== Required work ==
Copy each entry as it stands, leaving nothing out.

*-*-*

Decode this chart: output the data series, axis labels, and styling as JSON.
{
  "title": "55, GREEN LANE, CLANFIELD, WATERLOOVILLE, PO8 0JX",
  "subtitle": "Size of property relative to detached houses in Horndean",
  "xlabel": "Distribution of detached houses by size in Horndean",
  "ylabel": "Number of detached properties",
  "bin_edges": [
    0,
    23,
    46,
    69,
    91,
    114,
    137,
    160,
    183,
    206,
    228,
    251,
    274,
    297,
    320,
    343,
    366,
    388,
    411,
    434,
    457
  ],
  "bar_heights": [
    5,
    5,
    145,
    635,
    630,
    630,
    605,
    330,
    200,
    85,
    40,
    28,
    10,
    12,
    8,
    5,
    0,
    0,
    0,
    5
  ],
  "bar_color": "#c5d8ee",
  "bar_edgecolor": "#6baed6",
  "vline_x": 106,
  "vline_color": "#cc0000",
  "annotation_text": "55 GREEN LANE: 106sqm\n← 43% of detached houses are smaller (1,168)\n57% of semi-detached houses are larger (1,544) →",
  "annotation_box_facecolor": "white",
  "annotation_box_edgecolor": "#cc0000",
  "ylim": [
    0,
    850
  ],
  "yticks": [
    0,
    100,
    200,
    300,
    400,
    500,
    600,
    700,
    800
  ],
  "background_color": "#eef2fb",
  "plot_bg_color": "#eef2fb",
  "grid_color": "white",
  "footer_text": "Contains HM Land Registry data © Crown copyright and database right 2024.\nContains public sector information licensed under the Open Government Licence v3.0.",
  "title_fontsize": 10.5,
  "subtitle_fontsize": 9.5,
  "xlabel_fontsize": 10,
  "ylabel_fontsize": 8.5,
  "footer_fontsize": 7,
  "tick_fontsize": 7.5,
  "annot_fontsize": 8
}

*-*-*

== Exercise output ==
Decode this chart: output the data series, axis labels, and styling as JSON.
{
  "title": "55, GREEN LANE, CLANFIELD, WATERLOOVILLE, PO8 0JX",
  "subtitle": "Size of property relative to detached houses in Horndean",
  "xlabel": "Distribution of detached houses by size in Horndean",
  "ylabel": "Number of detached properties",
  "bin_edges": [
    0,
    23,
    46,
    69,
    91,
    114,
    137,
    160,
    183,
    206,
    228,
    251,
    274,
    297,
    320,
    343,
    366,
    388,
    411,
    434,
    457
  ],
  "bar_heights": [
    5,
    5,
    145,
    635,
    630,
    630,
    605,
    330,
    200,
    85,
    40,
    28,
    10,
    12,
    8,
    5,
    0,
    0,
    0,
    5
  ],
  "bar_color": "#c5d8ee",
  "bar_edgecolor": "#6baed6",
  "vline_x": 106,
  "vline_color": "#cc0000",
  "annotation_text": "55 GREEN LANE: 106sqm\n← 43% of detached houses are smaller (1,168)\n57% of semi-detached houses are larger (1,544) →",
  "annotation_box_facecolor": "white",
  "annotation_box_edgecolor": "#cc0000",
  "ylim": [
    0,
    850
  ],
  "yticks": [
    0,
    100,
    200,
    300,
    400,
    500,
    600,
    700,
    800
  ],
  "background_color": "#eef2fb",
  "plot_bg_color": "#eef2fb",
  "grid_color": "white",
  "footer_text": "Contains HM Land Registry data © Crown copyright and database right 2024.\nContains public sector information licensed under the Open Government Licence v3.0.",
  "title_fontsize": 10.5,
  "subtitle_fontsize": 9.5,
  "xlabel_fontsize": 10,
  "ylabel_fontsize": 8.5,
  "footer_fontsize": 7,
  "tick_fontsize": 7.5,
  "annot_fontsize": 8
}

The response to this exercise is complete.